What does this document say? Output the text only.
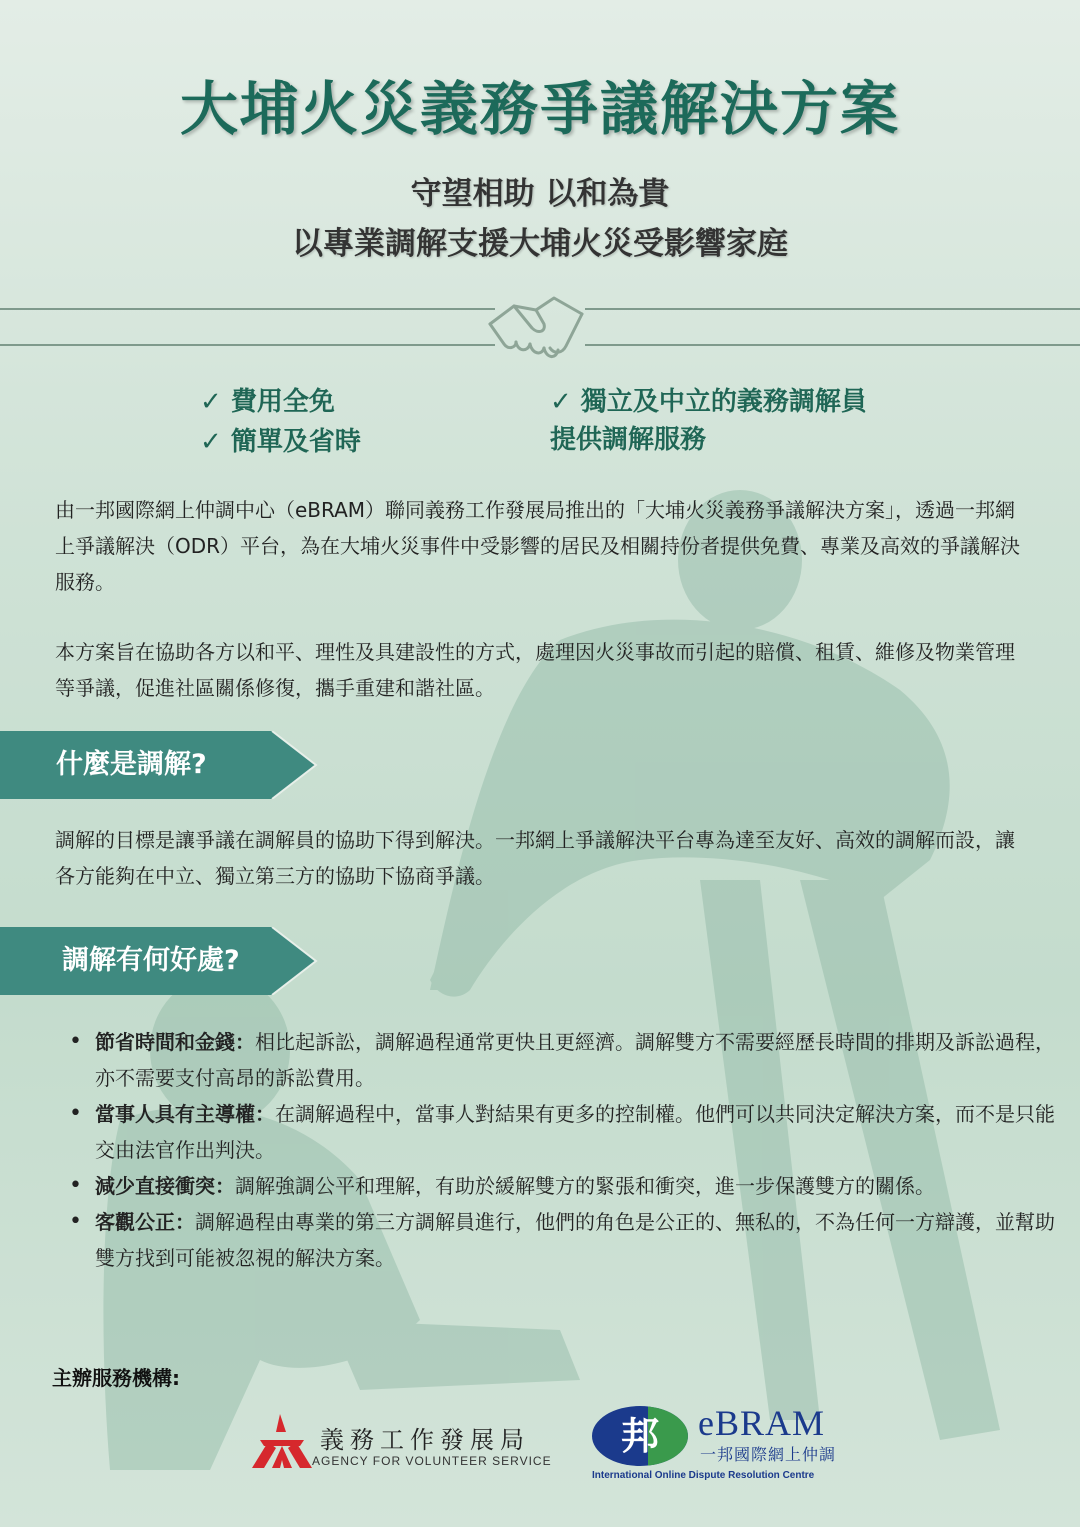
大埔火災義務爭議解決方案
守望相助 以和為貴
以專業調解支援大埔火災受影響家庭
✓ 費用全免
✓ 簡單及省時
✓ 獨立及中立的義務調解員
提供調解服務
由一邦國際網上仲調中心（eBRAM）聯同義務工作發展局推出的「大埔火災義務爭議解決方案」，透過一邦網上爭議解決（ODR）平台，為在大埔火災事件中受影響的居民及相關持份者提供免費、專業及高效的爭議解決服務。
本方案旨在協助各方以和平、理性及具建設性的方式，處理因火災事故而引起的賠償、租賃、維修及物業管理等爭議，促進社區關係修復，攜手重建和諧社區。
什麼是調解?
調解的目標是讓爭議在調解員的協助下得到解決。一邦網上爭議解決平台專為達至友好、高效的調解而設，讓各方能夠在中立、獨立第三方的協助下協商爭議。
調解有何好處?
• 節省時間和金錢：相比起訴訟，調解過程通常更快且更經濟。調解雙方不需要經歷長時間的排期及訴訟過程，亦不需要支付高昂的訴訟費用。
• 當事人具有主導權：在調解過程中，當事人對結果有更多的控制權。他們可以共同決定解決方案，而不是只能交由法官作出判決。
• 減少直接衝突：調解強調公平和理解，有助於緩解雙方的緊張和衝突，進一步保護雙方的關係。
• 客觀公正：調解過程由專業的第三方調解員進行，他們的角色是公正的、無私的，不為任何一方辯護，並幫助雙方找到可能被忽視的解決方案。
主辦服務機構:
義務工作發展局
AGENCY FOR VOLUNTEER SERVICE
邦	eBRAM
一邦國際網上仲調
International Online Dispute Resolution Centre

┄┄┄┄┄┄

** Goal of the exercise **
The records above are to be quoted exactly, with all pictures left out.

** Completed exercise **
What does this document say? Output the text only.
大埔火災義務爭議解決方案
守望相助 以和為貴
以專業調解支援大埔火災受影響家庭
✓ 費用全免
✓ 簡單及省時
✓ 獨立及中立的義務調解員
提供調解服務
由一邦國際網上仲調中心（eBRAM）聯同義務工作發展局推出的「大埔火災義務爭議解決方案」，透過一邦網上爭議解決（ODR）平台，為在大埔火災事件中受影響的居民及相關持份者提供免費、專業及高效的爭議解決服務。
本方案旨在協助各方以和平、理性及具建設性的方式，處理因火災事故而引起的賠償、租賃、維修及物業管理等爭議，促進社區關係修復，攜手重建和諧社區。
什麼是調解?
調解的目標是讓爭議在調解員的協助下得到解決。一邦網上爭議解決平台專為達至友好、高效的調解而設，讓各方能夠在中立、獨立第三方的協助下協商爭議。
調解有何好處?
• 節省時間和金錢：相比起訴訟，調解過程通常更快且更經濟。調解雙方不需要經歷長時間的排期及訴訟過程，亦不需要支付高昂的訴訟費用。
• 當事人具有主導權：在調解過程中，當事人對結果有更多的控制權。他們可以共同決定解決方案，而不是只能交由法官作出判決。
• 減少直接衝突：調解強調公平和理解，有助於緩解雙方的緊張和衝突，進一步保護雙方的關係。
• 客觀公正：調解過程由專業的第三方調解員進行，他們的角色是公正的、無私的，不為任何一方辯護，並幫助雙方找到可能被忽視的解決方案。
主辦服務機構:
義務工作發展局
AGENCY FOR VOLUNTEER SERVICE
邦	eBRAM
一邦國際網上仲調
International Online Dispute Resolution Centre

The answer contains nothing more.